Omit every picture and return the rest of the data unaltered.

[Extracts from a graphics dataset]
+ + + +
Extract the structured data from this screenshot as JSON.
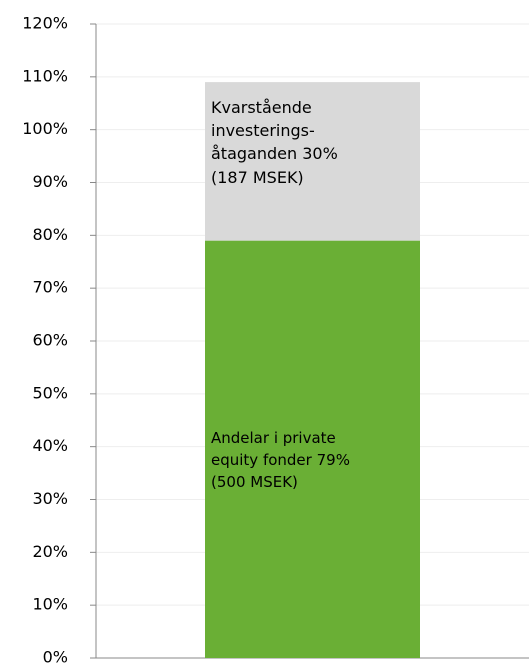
{
  "chart_data": {
    "type": "stacked_bar",
    "categories": [
      null
    ],
    "series": [
      {
        "name": "Andelar i private equity fonder",
        "color": "#6aaf35",
        "values": [
          79
        ],
        "value_labels": [
          "79% (500 MSEK)"
        ]
      },
      {
        "name": "Kvarstående investerings-åtaganden",
        "color": "#d9d9d9",
        "values": [
          30
        ],
        "value_labels": [
          "30% (187 MSEK)"
        ]
      }
    ],
    "ylim": [
      0,
      120
    ],
    "yticks": [
      {
        "value": 0,
        "label": "0%"
      },
      {
        "value": 10,
        "label": "10%"
      },
      {
        "value": 20,
        "label": "20%"
      },
      {
        "value": 30,
        "label": "30%"
      },
      {
        "value": 40,
        "label": "40%"
      },
      {
        "value": 50,
        "label": "50%"
      },
      {
        "value": 60,
        "label": "60%"
      },
      {
        "value": 70,
        "label": "70%"
      },
      {
        "value": 80,
        "label": "80%"
      },
      {
        "value": 90,
        "label": "90%"
      },
      {
        "value": 100,
        "label": "100%"
      },
      {
        "value": 110,
        "label": "110%"
      },
      {
        "value": 120,
        "label": "120%"
      }
    ],
    "grid": true
  }
}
+ + + +
FINISHED TASK:
Extract the structured data from this screenshot as JSON.
{
  "chart_data": {
    "type": "stacked_bar",
    "categories": [
      null
    ],
    "series": [
      {
        "name": "Andelar i private equity fonder",
        "color": "#6aaf35",
        "values": [
          79
        ],
        "value_labels": [
          "79% (500 MSEK)"
        ]
      },
      {
        "name": "Kvarstående investerings-åtaganden",
        "color": "#d9d9d9",
        "values": [
          30
        ],
        "value_labels": [
          "30% (187 MSEK)"
        ]
      }
    ],
    "ylim": [
      0,
      120
    ],
    "yticks": [
      {
        "value": 0,
        "label": "0%"
      },
      {
        "value": 10,
        "label": "10%"
      },
      {
        "value": 20,
        "label": "20%"
      },
      {
        "value": 30,
        "label": "30%"
      },
      {
        "value": 40,
        "label": "40%"
      },
      {
        "value": 50,
        "label": "50%"
      },
      {
        "value": 60,
        "label": "60%"
      },
      {
        "value": 70,
        "label": "70%"
      },
      {
        "value": 80,
        "label": "80%"
      },
      {
        "value": 90,
        "label": "90%"
      },
      {
        "value": 100,
        "label": "100%"
      },
      {
        "value": 110,
        "label": "110%"
      },
      {
        "value": 120,
        "label": "120%"
      }
    ],
    "grid": true
  }
}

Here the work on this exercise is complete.